_Written task_.
Would you output the whole listing below, exactly as it reads?
## START Information shown
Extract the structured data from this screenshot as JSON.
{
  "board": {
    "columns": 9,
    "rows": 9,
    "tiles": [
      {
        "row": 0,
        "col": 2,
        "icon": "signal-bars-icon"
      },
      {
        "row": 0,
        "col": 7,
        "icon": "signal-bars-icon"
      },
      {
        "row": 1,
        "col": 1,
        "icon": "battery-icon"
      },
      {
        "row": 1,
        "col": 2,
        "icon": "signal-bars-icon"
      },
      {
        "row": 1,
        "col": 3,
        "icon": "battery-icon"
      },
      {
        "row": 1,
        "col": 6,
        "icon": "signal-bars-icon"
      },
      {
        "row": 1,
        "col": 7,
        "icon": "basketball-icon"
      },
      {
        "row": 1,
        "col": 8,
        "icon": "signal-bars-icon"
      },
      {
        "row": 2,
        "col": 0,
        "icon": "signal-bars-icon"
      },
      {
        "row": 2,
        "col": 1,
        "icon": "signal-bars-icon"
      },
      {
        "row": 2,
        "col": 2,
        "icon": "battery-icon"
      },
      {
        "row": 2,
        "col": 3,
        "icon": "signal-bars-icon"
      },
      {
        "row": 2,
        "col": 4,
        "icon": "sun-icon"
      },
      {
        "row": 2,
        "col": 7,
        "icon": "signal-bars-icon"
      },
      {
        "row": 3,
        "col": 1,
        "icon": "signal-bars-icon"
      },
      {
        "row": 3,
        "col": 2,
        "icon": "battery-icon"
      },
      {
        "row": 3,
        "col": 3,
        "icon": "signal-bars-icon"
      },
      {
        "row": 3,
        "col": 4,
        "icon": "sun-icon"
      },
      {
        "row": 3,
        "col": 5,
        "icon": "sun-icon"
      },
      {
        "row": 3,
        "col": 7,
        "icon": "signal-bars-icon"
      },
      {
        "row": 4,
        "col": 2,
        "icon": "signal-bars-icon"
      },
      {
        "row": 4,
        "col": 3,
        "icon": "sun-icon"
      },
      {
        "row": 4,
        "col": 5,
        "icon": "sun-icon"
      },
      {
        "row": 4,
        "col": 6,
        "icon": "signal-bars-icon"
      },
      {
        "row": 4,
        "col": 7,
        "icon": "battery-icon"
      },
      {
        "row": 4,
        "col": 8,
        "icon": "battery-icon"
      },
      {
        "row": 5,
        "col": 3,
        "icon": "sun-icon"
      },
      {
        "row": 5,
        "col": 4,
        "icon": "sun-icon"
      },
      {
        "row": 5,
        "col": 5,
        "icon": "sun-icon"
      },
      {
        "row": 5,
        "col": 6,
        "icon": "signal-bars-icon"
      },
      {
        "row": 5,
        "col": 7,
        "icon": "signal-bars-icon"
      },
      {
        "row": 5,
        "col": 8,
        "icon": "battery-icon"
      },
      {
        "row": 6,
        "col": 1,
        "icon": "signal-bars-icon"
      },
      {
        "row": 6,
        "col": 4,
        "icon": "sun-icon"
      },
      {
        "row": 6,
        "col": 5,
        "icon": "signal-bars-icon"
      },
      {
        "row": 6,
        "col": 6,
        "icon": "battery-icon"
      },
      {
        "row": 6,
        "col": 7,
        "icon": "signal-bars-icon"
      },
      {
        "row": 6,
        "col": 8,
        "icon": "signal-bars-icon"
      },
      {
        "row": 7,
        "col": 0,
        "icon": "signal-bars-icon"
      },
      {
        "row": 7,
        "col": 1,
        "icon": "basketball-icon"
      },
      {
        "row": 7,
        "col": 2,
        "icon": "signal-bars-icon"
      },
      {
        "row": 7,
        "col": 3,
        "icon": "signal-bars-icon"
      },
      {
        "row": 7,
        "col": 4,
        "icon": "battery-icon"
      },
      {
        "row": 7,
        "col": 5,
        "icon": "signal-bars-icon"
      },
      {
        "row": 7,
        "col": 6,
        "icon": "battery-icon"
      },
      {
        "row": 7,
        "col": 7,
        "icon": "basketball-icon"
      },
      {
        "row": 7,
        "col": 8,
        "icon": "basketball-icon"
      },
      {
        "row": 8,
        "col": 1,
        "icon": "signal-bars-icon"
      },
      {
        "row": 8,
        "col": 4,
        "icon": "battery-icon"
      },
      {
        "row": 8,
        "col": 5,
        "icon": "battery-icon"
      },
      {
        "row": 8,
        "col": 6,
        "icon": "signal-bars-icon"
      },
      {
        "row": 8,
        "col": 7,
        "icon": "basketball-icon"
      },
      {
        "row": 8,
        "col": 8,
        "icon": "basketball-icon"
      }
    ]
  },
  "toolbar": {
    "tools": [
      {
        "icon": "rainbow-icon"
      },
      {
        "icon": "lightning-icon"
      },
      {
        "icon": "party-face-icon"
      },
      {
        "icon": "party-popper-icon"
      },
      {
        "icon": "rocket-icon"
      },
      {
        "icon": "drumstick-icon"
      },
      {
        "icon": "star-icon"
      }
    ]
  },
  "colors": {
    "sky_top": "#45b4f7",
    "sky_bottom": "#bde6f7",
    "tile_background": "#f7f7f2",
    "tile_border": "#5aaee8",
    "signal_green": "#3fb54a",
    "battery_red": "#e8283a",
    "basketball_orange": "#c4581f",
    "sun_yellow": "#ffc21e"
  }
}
## END Information shown
_Answer below_.
Extract the structured data from this screenshot as JSON.
{
  "board": {
    "columns": 9,
    "rows": 9,
    "tiles": [
      {
        "row": 0,
        "col": 2,
        "icon": "signal-bars-icon"
      },
      {
        "row": 0,
        "col": 7,
        "icon": "signal-bars-icon"
      },
      {
        "row": 1,
        "col": 1,
        "icon": "battery-icon"
      },
      {
        "row": 1,
        "col": 2,
        "icon": "signal-bars-icon"
      },
      {
        "row": 1,
        "col": 3,
        "icon": "battery-icon"
      },
      {
        "row": 1,
        "col": 6,
        "icon": "signal-bars-icon"
      },
      {
        "row": 1,
        "col": 7,
        "icon": "basketball-icon"
      },
      {
        "row": 1,
        "col": 8,
        "icon": "signal-bars-icon"
      },
      {
        "row": 2,
        "col": 0,
        "icon": "signal-bars-icon"
      },
      {
        "row": 2,
        "col": 1,
        "icon": "signal-bars-icon"
      },
      {
        "row": 2,
        "col": 2,
        "icon": "battery-icon"
      },
      {
        "row": 2,
        "col": 3,
        "icon": "signal-bars-icon"
      },
      {
        "row": 2,
        "col": 4,
        "icon": "sun-icon"
      },
      {
        "row": 2,
        "col": 7,
        "icon": "signal-bars-icon"
      },
      {
        "row": 3,
        "col": 1,
        "icon": "signal-bars-icon"
      },
      {
        "row": 3,
        "col": 2,
        "icon": "battery-icon"
      },
      {
        "row": 3,
        "col": 3,
        "icon": "signal-bars-icon"
      },
      {
        "row": 3,
        "col": 4,
        "icon": "sun-icon"
      },
      {
        "row": 3,
        "col": 5,
        "icon": "sun-icon"
      },
      {
        "row": 3,
        "col": 7,
        "icon": "signal-bars-icon"
      },
      {
        "row": 4,
        "col": 2,
        "icon": "signal-bars-icon"
      },
      {
        "row": 4,
        "col": 3,
        "icon": "sun-icon"
      },
      {
        "row": 4,
        "col": 5,
        "icon": "sun-icon"
      },
      {
        "row": 4,
        "col": 6,
        "icon": "signal-bars-icon"
      },
      {
        "row": 4,
        "col": 7,
        "icon": "battery-icon"
      },
      {
        "row": 4,
        "col": 8,
        "icon": "battery-icon"
      },
      {
        "row": 5,
        "col": 3,
        "icon": "sun-icon"
      },
      {
        "row": 5,
        "col": 4,
        "icon": "sun-icon"
      },
      {
        "row": 5,
        "col": 5,
        "icon": "sun-icon"
      },
      {
        "row": 5,
        "col": 6,
        "icon": "signal-bars-icon"
      },
      {
        "row": 5,
        "col": 7,
        "icon": "signal-bars-icon"
      },
      {
        "row": 5,
        "col": 8,
        "icon": "battery-icon"
      },
      {
        "row": 6,
        "col": 1,
        "icon": "signal-bars-icon"
      },
      {
        "row": 6,
        "col": 4,
        "icon": "sun-icon"
      },
      {
        "row": 6,
        "col": 5,
        "icon": "signal-bars-icon"
      },
      {
        "row": 6,
        "col": 6,
        "icon": "battery-icon"
      },
      {
        "row": 6,
        "col": 7,
        "icon": "signal-bars-icon"
      },
      {
        "row": 6,
        "col": 8,
        "icon": "signal-bars-icon"
      },
      {
        "row": 7,
        "col": 0,
        "icon": "signal-bars-icon"
      },
      {
        "row": 7,
        "col": 1,
        "icon": "basketball-icon"
      },
      {
        "row": 7,
        "col": 2,
        "icon": "signal-bars-icon"
      },
      {
        "row": 7,
        "col": 3,
        "icon": "signal-bars-icon"
      },
      {
        "row": 7,
        "col": 4,
        "icon": "battery-icon"
      },
      {
        "row": 7,
        "col": 5,
        "icon": "signal-bars-icon"
      },
      {
        "row": 7,
        "col": 6,
        "icon": "battery-icon"
      },
      {
        "row": 7,
        "col": 7,
        "icon": "basketball-icon"
      },
      {
        "row": 7,
        "col": 8,
        "icon": "basketball-icon"
      },
      {
        "row": 8,
        "col": 1,
        "icon": "signal-bars-icon"
      },
      {
        "row": 8,
        "col": 4,
        "icon": "battery-icon"
      },
      {
        "row": 8,
        "col": 5,
        "icon": "battery-icon"
      },
      {
        "row": 8,
        "col": 6,
        "icon": "signal-bars-icon"
      },
      {
        "row": 8,
        "col": 7,
        "icon": "basketball-icon"
      },
      {
        "row": 8,
        "col": 8,
        "icon": "basketball-icon"
      }
    ]
  },
  "toolbar": {
    "tools": [
      {
        "icon": "rainbow-icon"
      },
      {
        "icon": "lightning-icon"
      },
      {
        "icon": "party-face-icon"
      },
      {
        "icon": "party-popper-icon"
      },
      {
        "icon": "rocket-icon"
      },
      {
        "icon": "drumstick-icon"
      },
      {
        "icon": "star-icon"
      }
    ]
  },
  "colors": {
    "sky_top": "#45b4f7",
    "sky_bottom": "#bde6f7",
    "tile_background": "#f7f7f2",
    "tile_border": "#5aaee8",
    "signal_green": "#3fb54a",
    "battery_red": "#e8283a",
    "basketball_orange": "#c4581f",
    "sun_yellow": "#ffc21e"
  }
}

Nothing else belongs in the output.